Output all the entries word for word. Omit the pictures.
**** Data for this task ****
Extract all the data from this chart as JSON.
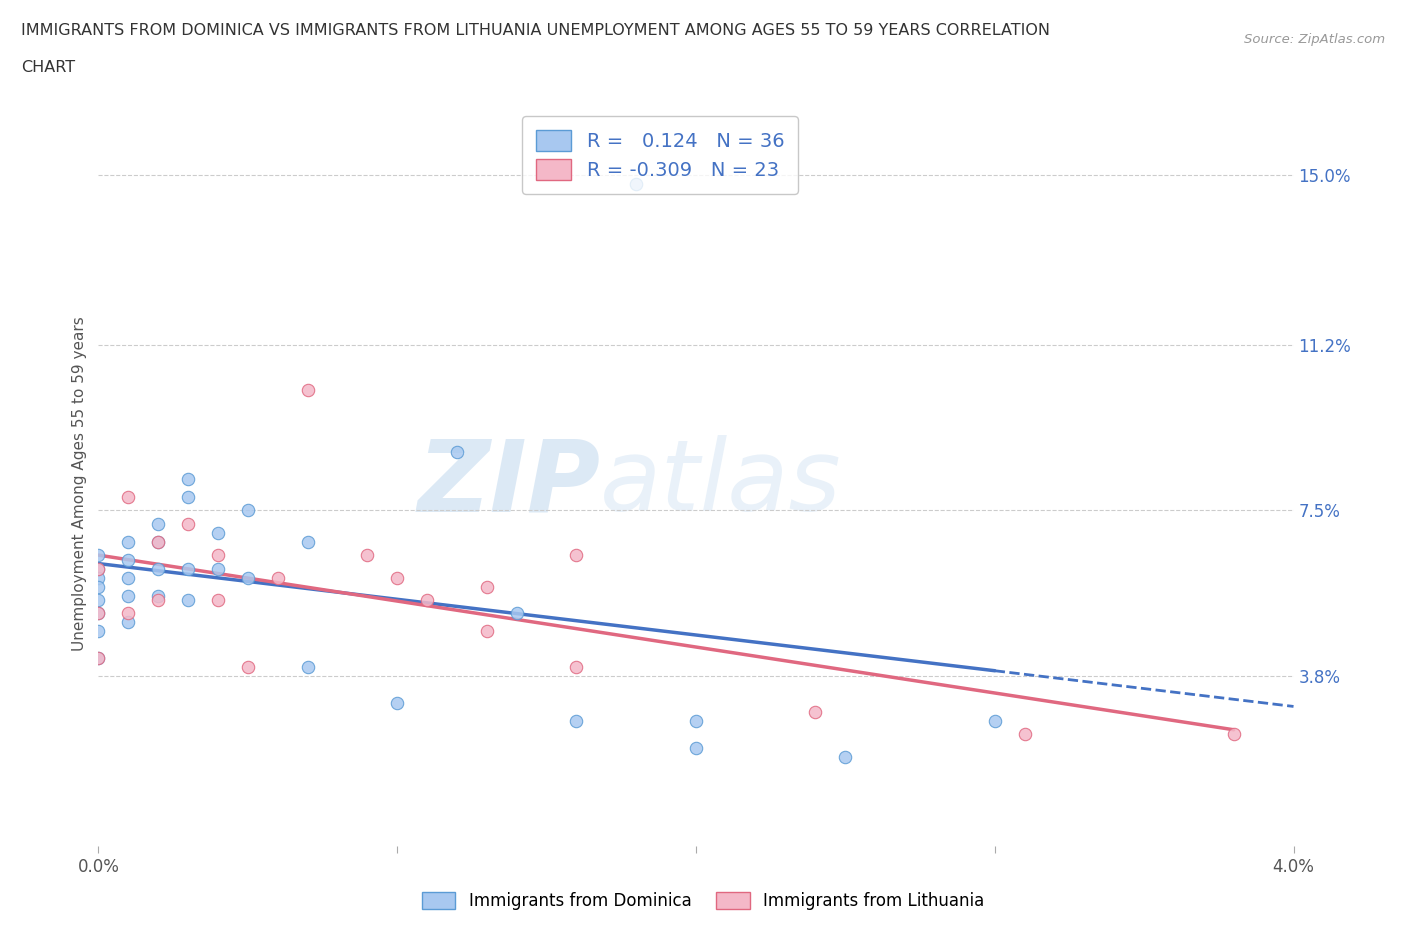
{
  "title_line1": "IMMIGRANTS FROM DOMINICA VS IMMIGRANTS FROM LITHUANIA UNEMPLOYMENT AMONG AGES 55 TO 59 YEARS CORRELATION",
  "title_line2": "CHART",
  "source": "Source: ZipAtlas.com",
  "ylabel": "Unemployment Among Ages 55 to 59 years",
  "xlim": [
    0.0,
    0.04
  ],
  "ylim": [
    0.0,
    0.162
  ],
  "ytick_labels_right": [
    "3.8%",
    "7.5%",
    "11.2%",
    "15.0%"
  ],
  "ytick_values_right": [
    0.038,
    0.075,
    0.112,
    0.15
  ],
  "color_dominica": "#a8c8f0",
  "color_dominica_edge": "#5b9bd5",
  "color_lithuania": "#f4b8c8",
  "color_lithuania_edge": "#e06880",
  "color_dominica_line": "#4472c4",
  "color_lithuania_line": "#e06880",
  "legend_r_dominica": "0.124",
  "legend_n_dominica": "36",
  "legend_r_lithuania": "-0.309",
  "legend_n_lithuania": "23",
  "watermark_zip": "ZIP",
  "watermark_atlas": "atlas",
  "dominica_x": [
    0.0,
    0.0,
    0.0,
    0.0,
    0.0,
    0.0,
    0.0,
    0.0,
    0.001,
    0.001,
    0.001,
    0.001,
    0.001,
    0.002,
    0.002,
    0.002,
    0.002,
    0.003,
    0.003,
    0.003,
    0.003,
    0.004,
    0.004,
    0.005,
    0.005,
    0.007,
    0.007,
    0.01,
    0.012,
    0.014,
    0.016,
    0.018,
    0.02,
    0.02,
    0.025,
    0.03
  ],
  "dominica_y": [
    0.065,
    0.062,
    0.06,
    0.058,
    0.055,
    0.052,
    0.048,
    0.042,
    0.068,
    0.064,
    0.06,
    0.056,
    0.05,
    0.072,
    0.068,
    0.062,
    0.056,
    0.082,
    0.078,
    0.062,
    0.055,
    0.07,
    0.062,
    0.075,
    0.06,
    0.068,
    0.04,
    0.032,
    0.088,
    0.052,
    0.028,
    0.148,
    0.028,
    0.022,
    0.02,
    0.028
  ],
  "lithuania_x": [
    0.0,
    0.0,
    0.0,
    0.001,
    0.001,
    0.002,
    0.002,
    0.003,
    0.004,
    0.004,
    0.005,
    0.006,
    0.007,
    0.009,
    0.01,
    0.011,
    0.013,
    0.013,
    0.016,
    0.016,
    0.024,
    0.031,
    0.038
  ],
  "lithuania_y": [
    0.062,
    0.052,
    0.042,
    0.078,
    0.052,
    0.068,
    0.055,
    0.072,
    0.065,
    0.055,
    0.04,
    0.06,
    0.102,
    0.065,
    0.06,
    0.055,
    0.058,
    0.048,
    0.065,
    0.04,
    0.03,
    0.025,
    0.025
  ],
  "background_color": "#ffffff",
  "grid_color": "#cccccc"
}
****
• _Solution to this problem_
Extract all the data from this chart as JSON.
{
  "title_line1": "IMMIGRANTS FROM DOMINICA VS IMMIGRANTS FROM LITHUANIA UNEMPLOYMENT AMONG AGES 55 TO 59 YEARS CORRELATION",
  "title_line2": "CHART",
  "source": "Source: ZipAtlas.com",
  "ylabel": "Unemployment Among Ages 55 to 59 years",
  "xlim": [
    0.0,
    0.04
  ],
  "ylim": [
    0.0,
    0.162
  ],
  "ytick_labels_right": [
    "3.8%",
    "7.5%",
    "11.2%",
    "15.0%"
  ],
  "ytick_values_right": [
    0.038,
    0.075,
    0.112,
    0.15
  ],
  "color_dominica": "#a8c8f0",
  "color_dominica_edge": "#5b9bd5",
  "color_lithuania": "#f4b8c8",
  "color_lithuania_edge": "#e06880",
  "color_dominica_line": "#4472c4",
  "color_lithuania_line": "#e06880",
  "legend_r_dominica": "0.124",
  "legend_n_dominica": "36",
  "legend_r_lithuania": "-0.309",
  "legend_n_lithuania": "23",
  "watermark_zip": "ZIP",
  "watermark_atlas": "atlas",
  "dominica_x": [
    0.0,
    0.0,
    0.0,
    0.0,
    0.0,
    0.0,
    0.0,
    0.0,
    0.001,
    0.001,
    0.001,
    0.001,
    0.001,
    0.002,
    0.002,
    0.002,
    0.002,
    0.003,
    0.003,
    0.003,
    0.003,
    0.004,
    0.004,
    0.005,
    0.005,
    0.007,
    0.007,
    0.01,
    0.012,
    0.014,
    0.016,
    0.018,
    0.02,
    0.02,
    0.025,
    0.03
  ],
  "dominica_y": [
    0.065,
    0.062,
    0.06,
    0.058,
    0.055,
    0.052,
    0.048,
    0.042,
    0.068,
    0.064,
    0.06,
    0.056,
    0.05,
    0.072,
    0.068,
    0.062,
    0.056,
    0.082,
    0.078,
    0.062,
    0.055,
    0.07,
    0.062,
    0.075,
    0.06,
    0.068,
    0.04,
    0.032,
    0.088,
    0.052,
    0.028,
    0.148,
    0.028,
    0.022,
    0.02,
    0.028
  ],
  "lithuania_x": [
    0.0,
    0.0,
    0.0,
    0.001,
    0.001,
    0.002,
    0.002,
    0.003,
    0.004,
    0.004,
    0.005,
    0.006,
    0.007,
    0.009,
    0.01,
    0.011,
    0.013,
    0.013,
    0.016,
    0.016,
    0.024,
    0.031,
    0.038
  ],
  "lithuania_y": [
    0.062,
    0.052,
    0.042,
    0.078,
    0.052,
    0.068,
    0.055,
    0.072,
    0.065,
    0.055,
    0.04,
    0.06,
    0.102,
    0.065,
    0.06,
    0.055,
    0.058,
    0.048,
    0.065,
    0.04,
    0.03,
    0.025,
    0.025
  ],
  "background_color": "#ffffff",
  "grid_color": "#cccccc"
}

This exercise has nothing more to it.